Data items
## begin
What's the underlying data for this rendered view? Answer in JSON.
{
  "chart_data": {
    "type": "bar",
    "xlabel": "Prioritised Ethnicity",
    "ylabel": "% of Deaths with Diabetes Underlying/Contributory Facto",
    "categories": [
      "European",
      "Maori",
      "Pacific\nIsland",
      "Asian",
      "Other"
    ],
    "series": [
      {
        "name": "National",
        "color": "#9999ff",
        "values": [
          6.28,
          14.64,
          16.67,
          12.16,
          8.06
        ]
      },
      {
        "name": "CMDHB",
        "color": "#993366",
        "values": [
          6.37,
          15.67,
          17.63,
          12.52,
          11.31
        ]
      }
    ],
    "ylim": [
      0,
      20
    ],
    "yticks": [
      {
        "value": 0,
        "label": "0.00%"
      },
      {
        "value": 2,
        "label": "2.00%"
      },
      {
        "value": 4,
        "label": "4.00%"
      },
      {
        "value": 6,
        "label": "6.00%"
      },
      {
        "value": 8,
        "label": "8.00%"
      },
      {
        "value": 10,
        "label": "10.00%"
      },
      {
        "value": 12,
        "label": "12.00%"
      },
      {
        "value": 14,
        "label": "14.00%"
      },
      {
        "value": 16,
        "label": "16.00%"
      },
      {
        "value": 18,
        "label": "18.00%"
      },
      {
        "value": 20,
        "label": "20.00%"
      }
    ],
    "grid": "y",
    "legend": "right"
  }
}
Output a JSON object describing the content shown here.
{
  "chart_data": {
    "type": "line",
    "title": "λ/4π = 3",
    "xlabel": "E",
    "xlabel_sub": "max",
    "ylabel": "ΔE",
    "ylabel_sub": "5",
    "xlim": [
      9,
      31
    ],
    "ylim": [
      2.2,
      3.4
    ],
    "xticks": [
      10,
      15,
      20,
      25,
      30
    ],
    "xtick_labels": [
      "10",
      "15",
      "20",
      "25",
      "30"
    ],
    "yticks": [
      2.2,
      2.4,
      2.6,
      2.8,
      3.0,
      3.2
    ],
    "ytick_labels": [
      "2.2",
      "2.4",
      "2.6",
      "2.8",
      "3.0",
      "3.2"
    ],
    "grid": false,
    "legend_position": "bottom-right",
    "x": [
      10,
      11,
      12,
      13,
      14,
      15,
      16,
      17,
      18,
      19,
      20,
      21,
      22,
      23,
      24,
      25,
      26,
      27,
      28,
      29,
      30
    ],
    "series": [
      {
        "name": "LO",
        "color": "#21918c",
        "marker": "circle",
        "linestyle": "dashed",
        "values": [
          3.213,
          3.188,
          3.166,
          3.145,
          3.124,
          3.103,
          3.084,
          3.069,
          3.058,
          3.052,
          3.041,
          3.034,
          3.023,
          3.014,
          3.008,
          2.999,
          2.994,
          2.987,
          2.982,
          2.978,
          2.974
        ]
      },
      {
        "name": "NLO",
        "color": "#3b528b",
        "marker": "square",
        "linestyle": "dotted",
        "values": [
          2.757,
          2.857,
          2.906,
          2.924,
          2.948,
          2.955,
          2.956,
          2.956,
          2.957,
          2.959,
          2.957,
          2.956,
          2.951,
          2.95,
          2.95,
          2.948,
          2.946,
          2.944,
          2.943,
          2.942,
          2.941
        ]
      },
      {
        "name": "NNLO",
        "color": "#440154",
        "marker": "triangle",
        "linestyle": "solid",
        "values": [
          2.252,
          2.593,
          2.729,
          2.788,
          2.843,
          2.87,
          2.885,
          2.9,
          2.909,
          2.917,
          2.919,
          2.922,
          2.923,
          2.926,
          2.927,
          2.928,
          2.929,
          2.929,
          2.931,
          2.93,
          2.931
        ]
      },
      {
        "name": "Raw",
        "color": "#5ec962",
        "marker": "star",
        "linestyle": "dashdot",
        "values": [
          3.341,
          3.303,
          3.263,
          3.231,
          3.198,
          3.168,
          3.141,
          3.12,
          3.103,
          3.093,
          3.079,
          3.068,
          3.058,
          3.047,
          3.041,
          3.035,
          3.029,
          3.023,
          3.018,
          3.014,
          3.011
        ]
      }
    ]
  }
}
## end
WHAT YOU ARE ASKED TO DO: Retype the material above, line by line, exactly.

THE RESPONSE:
What's the underlying data for this rendered view? Answer in JSON.
{
  "chart_data": {
    "type": "bar",
    "xlabel": "Prioritised Ethnicity",
    "ylabel": "% of Deaths with Diabetes Underlying/Contributory Facto",
    "categories": [
      "European",
      "Maori",
      "Pacific\nIsland",
      "Asian",
      "Other"
    ],
    "series": [
      {
        "name": "National",
        "color": "#9999ff",
        "values": [
          6.28,
          14.64,
          16.67,
          12.16,
          8.06
        ]
      },
      {
        "name": "CMDHB",
        "color": "#993366",
        "values": [
          6.37,
          15.67,
          17.63,
          12.52,
          11.31
        ]
      }
    ],
    "ylim": [
      0,
      20
    ],
    "yticks": [
      {
        "value": 0,
        "label": "0.00%"
      },
      {
        "value": 2,
        "label": "2.00%"
      },
      {
        "value": 4,
        "label": "4.00%"
      },
      {
        "value": 6,
        "label": "6.00%"
      },
      {
        "value": 8,
        "label": "8.00%"
      },
      {
        "value": 10,
        "label": "10.00%"
      },
      {
        "value": 12,
        "label": "12.00%"
      },
      {
        "value": 14,
        "label": "14.00%"
      },
      {
        "value": 16,
        "label": "16.00%"
      },
      {
        "value": 18,
        "label": "18.00%"
      },
      {
        "value": 20,
        "label": "20.00%"
      }
    ],
    "grid": "y",
    "legend": "right"
  }
}
Output a JSON object describing the content shown here.
{
  "chart_data": {
    "type": "line",
    "title": "λ/4π = 3",
    "xlabel": "E",
    "xlabel_sub": "max",
    "ylabel": "ΔE",
    "ylabel_sub": "5",
    "xlim": [
      9,
      31
    ],
    "ylim": [
      2.2,
      3.4
    ],
    "xticks": [
      10,
      15,
      20,
      25,
      30
    ],
    "xtick_labels": [
      "10",
      "15",
      "20",
      "25",
      "30"
    ],
    "yticks": [
      2.2,
      2.4,
      2.6,
      2.8,
      3.0,
      3.2
    ],
    "ytick_labels": [
      "2.2",
      "2.4",
      "2.6",
      "2.8",
      "3.0",
      "3.2"
    ],
    "grid": false,
    "legend_position": "bottom-right",
    "x": [
      10,
      11,
      12,
      13,
      14,
      15,
      16,
      17,
      18,
      19,
      20,
      21,
      22,
      23,
      24,
      25,
      26,
      27,
      28,
      29,
      30
    ],
    "series": [
      {
        "name": "LO",
        "color": "#21918c",
        "marker": "circle",
        "linestyle": "dashed",
        "values": [
          3.213,
          3.188,
          3.166,
          3.145,
          3.124,
          3.103,
          3.084,
          3.069,
          3.058,
          3.052,
          3.041,
          3.034,
          3.023,
          3.014,
          3.008,
          2.999,
          2.994,
          2.987,
          2.982,
          2.978,
          2.974
        ]
      },
      {
        "name": "NLO",
        "color": "#3b528b",
        "marker": "square",
        "linestyle": "dotted",
        "values": [
          2.757,
          2.857,
          2.906,
          2.924,
          2.948,
          2.955,
          2.956,
          2.956,
          2.957,
          2.959,
          2.957,
          2.956,
          2.951,
          2.95,
          2.95,
          2.948,
          2.946,
          2.944,
          2.943,
          2.942,
          2.941
        ]
      },
      {
        "name": "NNLO",
        "color": "#440154",
        "marker": "triangle",
        "linestyle": "solid",
        "values": [
          2.252,
          2.593,
          2.729,
          2.788,
          2.843,
          2.87,
          2.885,
          2.9,
          2.909,
          2.917,
          2.919,
          2.922,
          2.923,
          2.926,
          2.927,
          2.928,
          2.929,
          2.929,
          2.931,
          2.93,
          2.931
        ]
      },
      {
        "name": "Raw",
        "color": "#5ec962",
        "marker": "star",
        "linestyle": "dashdot",
        "values": [
          3.341,
          3.303,
          3.263,
          3.231,
          3.198,
          3.168,
          3.141,
          3.12,
          3.103,
          3.093,
          3.079,
          3.068,
          3.058,
          3.047,
          3.041,
          3.035,
          3.029,
          3.023,
          3.018,
          3.014,
          3.011
        ]
      }
    ]
  }
}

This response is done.